▸ Stated exercise 1
Echo the 2014 WTCC Race of Austria article word for word, from "The 2014 FIA" to "the Salzburgring in Salzburg, Austria.".
▸ Stated exercise 2
Using the 2014 WTCC Race of Austria article, mark each statement yes or no, and quote the words that decide it: (a) Race One ran for 15 laps. (b) Gianni Morbidelli won Race One. (c) The Citroën C-Elysée WTCC was kept at 1160 kg for this round.
▸ Stated exercise 3
Go on with the 2014 WTCC Race of Austria article from the point where it stops.

2014 FIA WTCC Race of Austria
- Round 5 of 12 in the 2014 World Touring Car Championship at Salzburgring in Salzburg, Austria.
- Date: 25 May, 2014
- Location: Salzburg, Austria
- Course: Salzburgring 4.241 kilometres (2.635 mi)

Race One
- Laps: 15

Pole position
- Driver:  / Gianni Morbidelli / Münnich Motorsport
- Time:  / 1:22.137

Podium
- First:  / Yvan Muller / Citroën Total WTCC
- Second:  / Tom Coronel / ROAL Motorsport
- Third:  / José María López / Citroën Total WTCC

Fastest Lap
- Driver:  / José María López / Citroën Total WTCC
- Time:  / 1:22.571

Race Two
- Laps: 17

Podium
- First:  / José María López / Citroën Total WTCC
- Second:  / Gabriele Tarquini / Castrol Honda Team
- Third:  / Tiago Monteiro / Castrol Honda Team

Fastest Lap
- Driver:  / José María López / Citroën Total WTCC
- Time:  / 1:23.864

= 2014 FIA WTCC Race of Austria =

The 2014 FIA WTCC Race of Austria was the fifth round of the 2014 World Touring Car Championship season and the third running of the FIA WTCC Race of Austria. It was held on 25 May 2014 at the Salzburgring in Salzburg, Austria.

Both races were won by Citroën Total WTCC, as Yvan Muller won race one and José María López won race two.

==Background==
López continued to lead the drivers' championship after four rounds, twenty–five points ahead of teammate Sébastien Loeb. Franz Engstler held the lead of the Yokohama Trophy.

No changes were made to the compensation weight system after the previous round; the Citroën C-Elysée WTCC retained the maximum ballast to keep their weight at 1160 kg while the rest of the grid remained at the base weight of 1100 kg.

▸ Data
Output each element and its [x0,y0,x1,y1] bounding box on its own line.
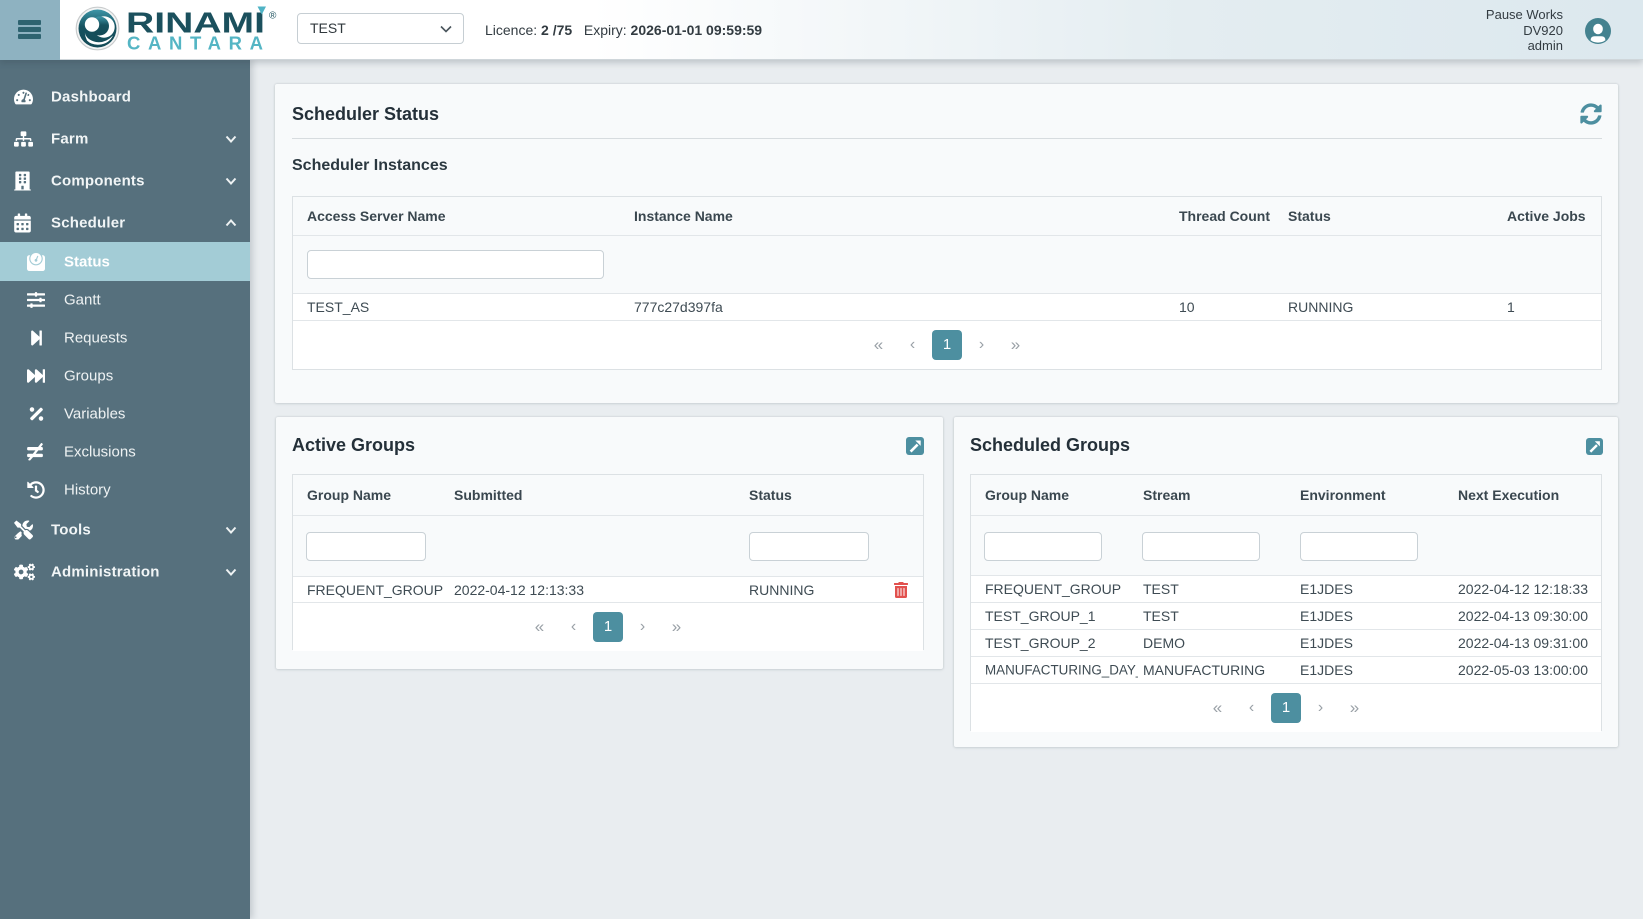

▸ Task output 1
The 2014 FIA WTCC Race of Austria was the fifth round of the 2014 World Touring Car Championship season and the third running of the FIA WTCC Race of Austria. It was held on 25 May 2014 at the Salzburgring in Salzburg, Austria.

▸ Task output 2
(a) Yes: "Laps: 15"
(b) No: "Both races were won by Citroën Total WTCC, as Yvan Muller won race one"
(c) Yes: "the Citroën C-Elysée WTCC retained the maximum ballast to keep their weight at 1160 kg"

▸ Task output 3
==Report==

===Testing and free practice===
López was quickest in the shortened test session on Friday with Campos Racing's Hugo Valente second and Mehdi Bennani third in the Proteam Racing Honda. Tom Coronel stopped on the back straight after suffering a puncture at the first chicane while Gabriele Tarquini also stopped on the circuit with technical problems. The two cars stopped on the circuit brought out the red flags three minutes before the end of the session which did not resume.

Free practice one saw López set the pace once again in a session which saw two red flags. The first occurred halfway through when Pasquale Di Sabatino spun at turn ten and collided with the barriers. The session was stopped once again with one minute to go when the Lada of Mikhail Kozlovskiy stopped on the circuit with electrical problems.

Loeb led a Citroën 1–2–3 in practice two which was interrupted by a red flag once again when Valente crashed into the barriers and bounced back across the circuit. The amounting damage to Valente's car was expected to rule him out for the rest of the weekend, but Valente's car was repaired for the races.

===Qualifying===
Yvan Muller was quickest in the first part of qualifying, while the three Lukoil Lada Sport TC1 cars of James Thompson, Robert Huff and Mikhail Kozlovskiy were the only three taking part in the session, that failed to progress to Q2.

The second session was stopped midway through due to a crash for Campos Racing's Dušan Borković; he did not set a time and ended the session in 12th place. Muller remained quickest with Coronel second and Gianni Morbidelli third ahead of the other two Citroëns of Loeb and López. Tarquini was tenth and took pole position for race two.

In the Q3 shootout it was Morbidelli who claimed pole position, the first for a non–Citroën driver in 2014. Muller and Loeb were second and third with Coronel fourth ahead of championship leader López.

After qualifying it was found Morbidelli had improved his Q1 time under yellow flags, he was given a five–place grid penalty with Muller inheriting pole position for race one.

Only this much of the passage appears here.